- _Passage provided_:
※ ※ ※

(Coady photo: Ken Ramsey, second from right, accepting the barrel-head trophy – to be customized in his white and red silks – after securing his record ninth owners title at Kentucky Downs’ 2023 meet. Also pictured: Ramsey’s son Jeff (far right), farm manager Mark Partridge (center), leading jockey Tyler Gaffalione and Paul Madden (far left), assistant to leading trainer Brendan Walsh)

Ken Ramsey is back at the Claiming Crown. If he has only three horses (in two races) running in the program designed to showcase American horse racing’s blue-collar horses, it’s not for a lack of effort.

Ramsey is the winningest owner in the history of the Claiming Crown, which will be staged for the 25th time this Saturday at the historic Fair Grounds Race Course & Slots. But his last starter came with Peru, whose victory in the 2018 Claiming Crown Tiara at Gulfstream Park extended Ramsey’s record in the program to 16.

“I’m trying to pad my résumé,” quipped Ramsey, who significantly downsized his once massive racing operation in recent years. “… I was trying to get a horse for each (Claiming Crown) race. I started looking when they finished up last year. I decided, hey, I’m going to get back in the game. I’d downsized and I had a few health issues and I’ve not been as active. But I enjoyed it so much and missed it so much that I started claiming some. I probably claimed 20 horses this year – and got out-shook for probably three times that many.

※ ※ ※

- _Information provided_:
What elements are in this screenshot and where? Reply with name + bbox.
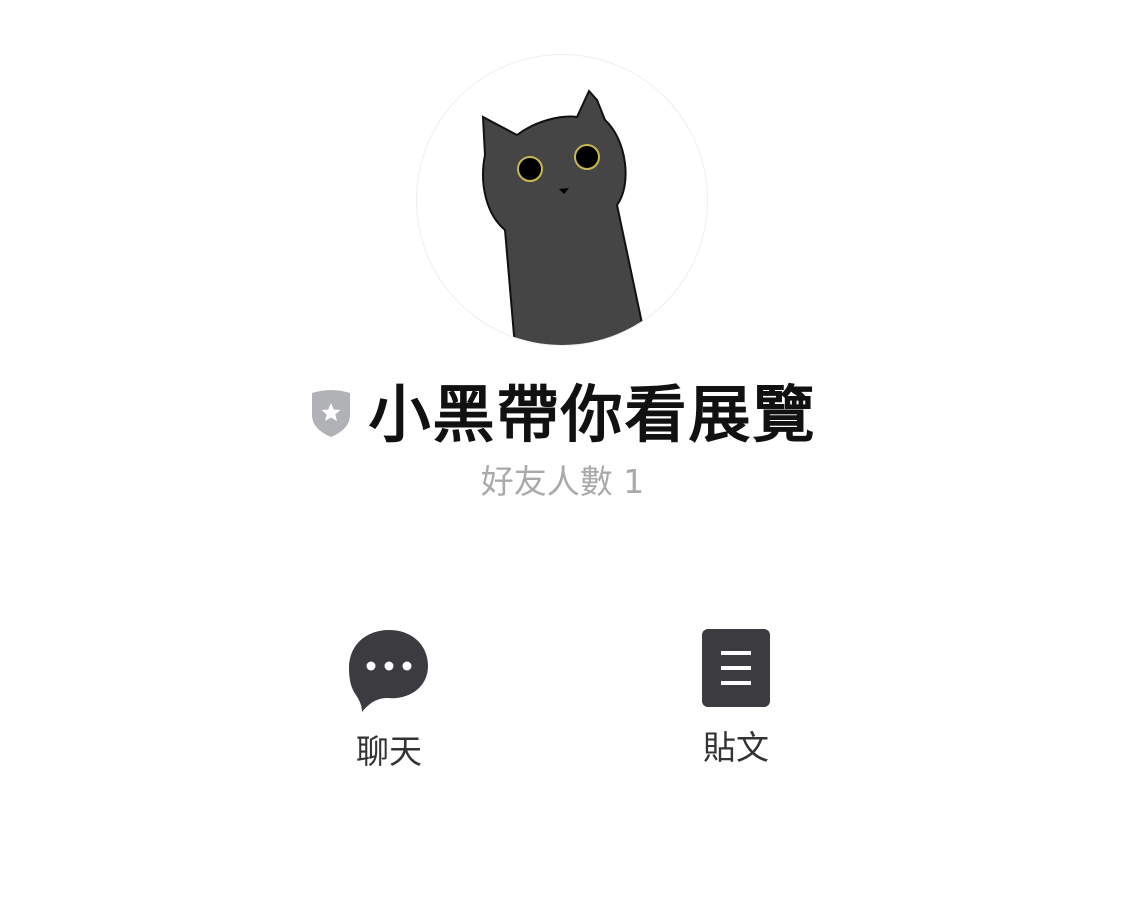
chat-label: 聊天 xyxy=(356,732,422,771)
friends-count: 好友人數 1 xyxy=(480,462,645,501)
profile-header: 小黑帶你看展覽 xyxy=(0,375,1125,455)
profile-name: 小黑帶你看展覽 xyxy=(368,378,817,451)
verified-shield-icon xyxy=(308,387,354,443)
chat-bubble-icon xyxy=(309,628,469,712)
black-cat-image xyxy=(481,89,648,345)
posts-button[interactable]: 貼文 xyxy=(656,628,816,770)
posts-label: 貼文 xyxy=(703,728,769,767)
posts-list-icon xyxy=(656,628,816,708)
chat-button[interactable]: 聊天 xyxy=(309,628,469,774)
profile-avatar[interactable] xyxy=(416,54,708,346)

※ ※ ※

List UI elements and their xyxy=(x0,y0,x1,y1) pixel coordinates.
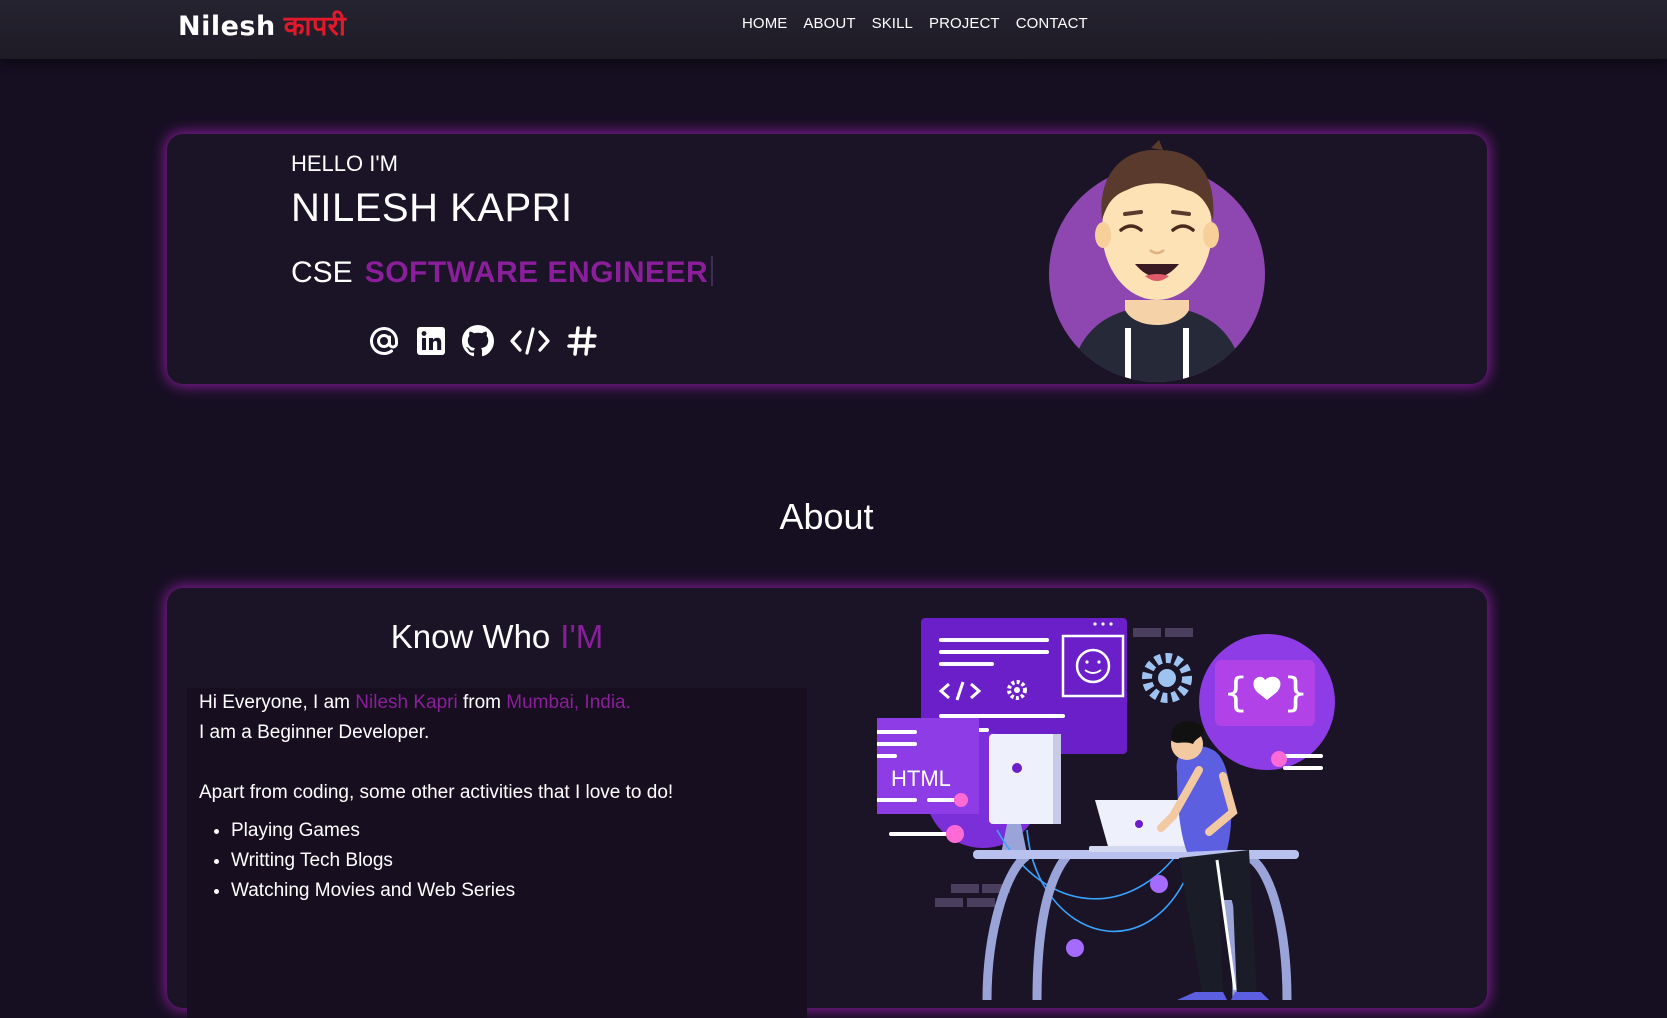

※ ※ ※

- _What to do_:
1 - Answer these questions about the article on Ken Ramsey:
(a) Which horse was Ramsey's last starter at the Claiming Crown?
(b) At which racetrack will the Claiming Crown be staged this Saturday?
(c) About how many horses does Ramsey say he claimed this year?
2 - Rewrite the part of the Ken Ramsey article starting with "Ken Ramsey is" and going on through "lack of effort.", with "blue-collar" replaced by "working-class".
3 - List every person named in the photo caption at the start of the Ken Ramsey article.
The records have nothing to do with the text.

- _Solutions below_:
1 -
(a) Peru
(b) Fair Grounds Race Course & Slots
(c) About 20

2 -
Ken Ramsey is back at the Claiming Crown. If he has only three horses (in two races) running in the program designed to showcase American horse racing’s working-class horses, it’s not for a lack of effort.

3 -
- Ken Ramsey
- Jeff, Ramsey's son
- Mark Partridge
- Tyler Gaffalione
- Paul Madden
- Brendan Walsh